▸ Instruction
What number of lines contain the word "home"? Reply with the number and nothing else.

(Data entries for graphics)
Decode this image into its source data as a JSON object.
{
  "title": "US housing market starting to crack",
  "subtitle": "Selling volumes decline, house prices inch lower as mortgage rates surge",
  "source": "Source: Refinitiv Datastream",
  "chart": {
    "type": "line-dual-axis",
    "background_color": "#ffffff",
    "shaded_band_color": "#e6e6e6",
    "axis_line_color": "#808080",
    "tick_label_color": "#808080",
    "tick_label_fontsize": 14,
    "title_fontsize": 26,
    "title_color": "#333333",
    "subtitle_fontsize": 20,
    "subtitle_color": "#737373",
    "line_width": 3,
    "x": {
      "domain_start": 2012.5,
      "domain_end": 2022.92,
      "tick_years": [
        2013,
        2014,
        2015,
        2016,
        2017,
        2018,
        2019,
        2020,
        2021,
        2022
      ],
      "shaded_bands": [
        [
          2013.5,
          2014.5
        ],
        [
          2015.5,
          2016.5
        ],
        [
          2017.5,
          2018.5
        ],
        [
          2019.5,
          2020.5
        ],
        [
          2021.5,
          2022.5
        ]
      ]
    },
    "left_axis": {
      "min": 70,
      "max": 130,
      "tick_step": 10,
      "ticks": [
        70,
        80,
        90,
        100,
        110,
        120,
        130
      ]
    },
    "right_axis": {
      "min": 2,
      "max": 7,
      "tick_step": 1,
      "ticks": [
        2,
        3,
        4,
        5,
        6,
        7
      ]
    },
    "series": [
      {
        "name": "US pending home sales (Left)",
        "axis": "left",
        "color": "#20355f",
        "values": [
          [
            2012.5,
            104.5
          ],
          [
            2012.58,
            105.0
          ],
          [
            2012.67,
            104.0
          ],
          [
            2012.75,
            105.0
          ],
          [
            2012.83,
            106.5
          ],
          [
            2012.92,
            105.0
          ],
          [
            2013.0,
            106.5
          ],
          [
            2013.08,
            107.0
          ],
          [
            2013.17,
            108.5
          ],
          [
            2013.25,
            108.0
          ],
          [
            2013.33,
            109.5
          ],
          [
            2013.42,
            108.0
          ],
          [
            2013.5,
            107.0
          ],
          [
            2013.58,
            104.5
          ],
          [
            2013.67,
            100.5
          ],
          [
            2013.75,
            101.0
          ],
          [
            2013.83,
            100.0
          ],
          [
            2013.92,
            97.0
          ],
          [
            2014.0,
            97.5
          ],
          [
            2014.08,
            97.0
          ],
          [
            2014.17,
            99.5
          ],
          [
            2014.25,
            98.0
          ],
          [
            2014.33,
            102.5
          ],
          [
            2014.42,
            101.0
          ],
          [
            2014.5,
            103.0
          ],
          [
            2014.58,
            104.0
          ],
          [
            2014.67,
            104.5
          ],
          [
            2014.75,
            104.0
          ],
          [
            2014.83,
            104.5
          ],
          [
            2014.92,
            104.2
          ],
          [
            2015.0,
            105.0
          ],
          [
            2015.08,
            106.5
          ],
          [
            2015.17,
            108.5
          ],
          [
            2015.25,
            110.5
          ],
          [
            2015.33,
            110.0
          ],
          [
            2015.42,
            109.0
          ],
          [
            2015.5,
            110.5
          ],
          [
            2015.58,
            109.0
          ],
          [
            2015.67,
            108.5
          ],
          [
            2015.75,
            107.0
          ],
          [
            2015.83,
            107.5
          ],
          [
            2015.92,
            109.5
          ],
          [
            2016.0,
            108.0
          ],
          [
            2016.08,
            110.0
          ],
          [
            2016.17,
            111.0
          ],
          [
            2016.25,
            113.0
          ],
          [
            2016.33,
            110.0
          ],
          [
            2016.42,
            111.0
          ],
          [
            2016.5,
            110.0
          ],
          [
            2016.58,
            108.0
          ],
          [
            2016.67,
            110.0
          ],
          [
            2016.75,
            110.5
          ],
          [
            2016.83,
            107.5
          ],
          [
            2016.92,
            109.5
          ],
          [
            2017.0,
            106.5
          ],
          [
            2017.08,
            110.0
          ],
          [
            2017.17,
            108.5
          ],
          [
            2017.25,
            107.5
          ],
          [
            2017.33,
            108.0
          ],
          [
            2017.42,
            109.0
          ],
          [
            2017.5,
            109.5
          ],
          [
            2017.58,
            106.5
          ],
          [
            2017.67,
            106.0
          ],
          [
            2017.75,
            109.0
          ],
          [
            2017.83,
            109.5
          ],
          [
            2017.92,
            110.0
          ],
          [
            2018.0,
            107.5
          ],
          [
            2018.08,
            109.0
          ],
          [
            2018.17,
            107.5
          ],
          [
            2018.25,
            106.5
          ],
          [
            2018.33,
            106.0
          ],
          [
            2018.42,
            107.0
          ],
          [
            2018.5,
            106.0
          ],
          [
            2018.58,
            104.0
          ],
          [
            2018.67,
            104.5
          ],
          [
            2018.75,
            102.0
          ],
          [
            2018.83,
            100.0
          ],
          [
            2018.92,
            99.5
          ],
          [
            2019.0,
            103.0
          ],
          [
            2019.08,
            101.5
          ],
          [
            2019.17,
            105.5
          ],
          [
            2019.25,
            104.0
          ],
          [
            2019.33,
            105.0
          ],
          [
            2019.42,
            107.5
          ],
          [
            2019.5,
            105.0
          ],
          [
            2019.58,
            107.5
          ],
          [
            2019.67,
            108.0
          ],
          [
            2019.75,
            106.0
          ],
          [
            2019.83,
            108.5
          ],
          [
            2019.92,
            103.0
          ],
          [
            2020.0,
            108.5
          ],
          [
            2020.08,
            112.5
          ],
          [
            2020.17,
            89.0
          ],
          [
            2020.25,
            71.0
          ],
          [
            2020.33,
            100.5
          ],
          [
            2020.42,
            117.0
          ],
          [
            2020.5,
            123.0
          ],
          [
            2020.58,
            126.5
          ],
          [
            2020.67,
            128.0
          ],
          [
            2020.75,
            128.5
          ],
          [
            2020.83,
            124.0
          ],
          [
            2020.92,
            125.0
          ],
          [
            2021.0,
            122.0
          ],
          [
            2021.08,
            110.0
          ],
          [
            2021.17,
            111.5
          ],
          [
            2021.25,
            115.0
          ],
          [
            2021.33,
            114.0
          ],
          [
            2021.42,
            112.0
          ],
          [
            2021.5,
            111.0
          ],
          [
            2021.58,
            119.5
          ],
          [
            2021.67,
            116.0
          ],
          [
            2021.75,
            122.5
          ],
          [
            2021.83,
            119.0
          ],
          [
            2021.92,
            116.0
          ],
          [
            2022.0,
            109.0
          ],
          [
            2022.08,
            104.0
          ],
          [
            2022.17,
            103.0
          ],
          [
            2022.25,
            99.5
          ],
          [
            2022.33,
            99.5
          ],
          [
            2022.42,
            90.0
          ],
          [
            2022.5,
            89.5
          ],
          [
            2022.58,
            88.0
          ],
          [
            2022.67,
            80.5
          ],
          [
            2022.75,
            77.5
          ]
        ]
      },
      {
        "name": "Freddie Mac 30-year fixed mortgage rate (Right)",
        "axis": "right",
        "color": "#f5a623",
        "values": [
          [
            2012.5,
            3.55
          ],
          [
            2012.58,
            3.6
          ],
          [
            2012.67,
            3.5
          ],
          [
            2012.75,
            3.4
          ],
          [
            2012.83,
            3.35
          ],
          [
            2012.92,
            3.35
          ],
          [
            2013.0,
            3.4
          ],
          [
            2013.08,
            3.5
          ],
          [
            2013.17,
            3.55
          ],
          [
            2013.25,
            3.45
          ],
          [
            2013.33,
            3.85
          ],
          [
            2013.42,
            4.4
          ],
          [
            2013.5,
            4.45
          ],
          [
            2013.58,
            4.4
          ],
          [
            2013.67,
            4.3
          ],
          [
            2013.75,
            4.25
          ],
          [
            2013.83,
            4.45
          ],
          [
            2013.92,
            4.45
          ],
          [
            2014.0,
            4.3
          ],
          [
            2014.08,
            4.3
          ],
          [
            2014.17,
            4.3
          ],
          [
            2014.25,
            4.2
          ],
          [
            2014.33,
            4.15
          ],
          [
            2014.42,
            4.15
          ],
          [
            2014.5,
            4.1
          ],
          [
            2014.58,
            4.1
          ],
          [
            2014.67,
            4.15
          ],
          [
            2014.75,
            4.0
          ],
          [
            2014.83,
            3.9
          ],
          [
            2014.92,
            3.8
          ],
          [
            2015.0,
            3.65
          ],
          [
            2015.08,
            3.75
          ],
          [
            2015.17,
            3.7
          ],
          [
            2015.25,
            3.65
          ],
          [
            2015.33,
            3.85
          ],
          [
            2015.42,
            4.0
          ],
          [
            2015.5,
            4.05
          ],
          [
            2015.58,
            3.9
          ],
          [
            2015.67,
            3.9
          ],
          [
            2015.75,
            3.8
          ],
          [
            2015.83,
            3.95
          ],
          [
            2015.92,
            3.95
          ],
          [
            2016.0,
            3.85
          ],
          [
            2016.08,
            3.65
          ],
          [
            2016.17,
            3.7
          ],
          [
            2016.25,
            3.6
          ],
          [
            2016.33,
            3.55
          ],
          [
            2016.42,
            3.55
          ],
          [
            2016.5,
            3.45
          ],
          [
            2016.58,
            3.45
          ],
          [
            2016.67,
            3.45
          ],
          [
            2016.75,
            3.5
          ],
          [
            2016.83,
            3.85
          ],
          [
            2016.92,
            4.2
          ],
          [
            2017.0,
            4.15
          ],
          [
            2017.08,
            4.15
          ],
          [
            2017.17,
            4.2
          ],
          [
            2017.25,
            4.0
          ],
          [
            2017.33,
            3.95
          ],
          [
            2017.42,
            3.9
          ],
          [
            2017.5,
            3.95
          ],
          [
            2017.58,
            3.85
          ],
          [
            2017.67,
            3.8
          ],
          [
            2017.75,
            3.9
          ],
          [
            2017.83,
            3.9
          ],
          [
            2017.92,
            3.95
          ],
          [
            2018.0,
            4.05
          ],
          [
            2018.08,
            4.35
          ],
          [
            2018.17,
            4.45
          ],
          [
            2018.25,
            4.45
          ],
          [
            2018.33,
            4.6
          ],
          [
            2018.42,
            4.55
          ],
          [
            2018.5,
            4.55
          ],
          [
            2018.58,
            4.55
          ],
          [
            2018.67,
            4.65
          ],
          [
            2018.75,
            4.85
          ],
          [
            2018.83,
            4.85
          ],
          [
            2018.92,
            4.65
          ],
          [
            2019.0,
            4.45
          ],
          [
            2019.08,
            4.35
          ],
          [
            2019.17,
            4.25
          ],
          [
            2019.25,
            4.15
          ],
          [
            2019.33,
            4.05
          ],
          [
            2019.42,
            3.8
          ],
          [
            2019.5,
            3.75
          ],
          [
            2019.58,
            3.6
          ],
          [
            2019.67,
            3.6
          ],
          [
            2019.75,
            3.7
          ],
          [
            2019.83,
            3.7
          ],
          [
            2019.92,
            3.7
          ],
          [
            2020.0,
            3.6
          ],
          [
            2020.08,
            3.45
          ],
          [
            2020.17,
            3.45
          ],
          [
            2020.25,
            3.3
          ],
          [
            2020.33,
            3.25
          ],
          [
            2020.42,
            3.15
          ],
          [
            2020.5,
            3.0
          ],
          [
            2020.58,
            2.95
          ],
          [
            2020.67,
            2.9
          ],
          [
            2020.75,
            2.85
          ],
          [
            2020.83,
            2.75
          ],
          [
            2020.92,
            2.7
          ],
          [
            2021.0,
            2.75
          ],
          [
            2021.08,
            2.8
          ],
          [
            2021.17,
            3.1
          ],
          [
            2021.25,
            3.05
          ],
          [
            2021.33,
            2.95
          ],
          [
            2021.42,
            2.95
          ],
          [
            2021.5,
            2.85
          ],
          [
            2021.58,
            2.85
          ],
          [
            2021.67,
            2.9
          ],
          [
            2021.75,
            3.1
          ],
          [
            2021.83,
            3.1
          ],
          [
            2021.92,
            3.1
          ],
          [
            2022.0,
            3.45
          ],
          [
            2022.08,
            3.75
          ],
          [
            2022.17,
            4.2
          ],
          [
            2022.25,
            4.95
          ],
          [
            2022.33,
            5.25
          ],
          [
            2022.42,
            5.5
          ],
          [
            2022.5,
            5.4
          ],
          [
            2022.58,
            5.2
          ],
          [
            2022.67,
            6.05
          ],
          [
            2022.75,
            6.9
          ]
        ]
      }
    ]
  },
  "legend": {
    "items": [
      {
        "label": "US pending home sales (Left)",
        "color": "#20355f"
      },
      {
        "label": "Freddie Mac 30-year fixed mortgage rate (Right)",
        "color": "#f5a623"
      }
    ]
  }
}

▸ Solution to this exercise
2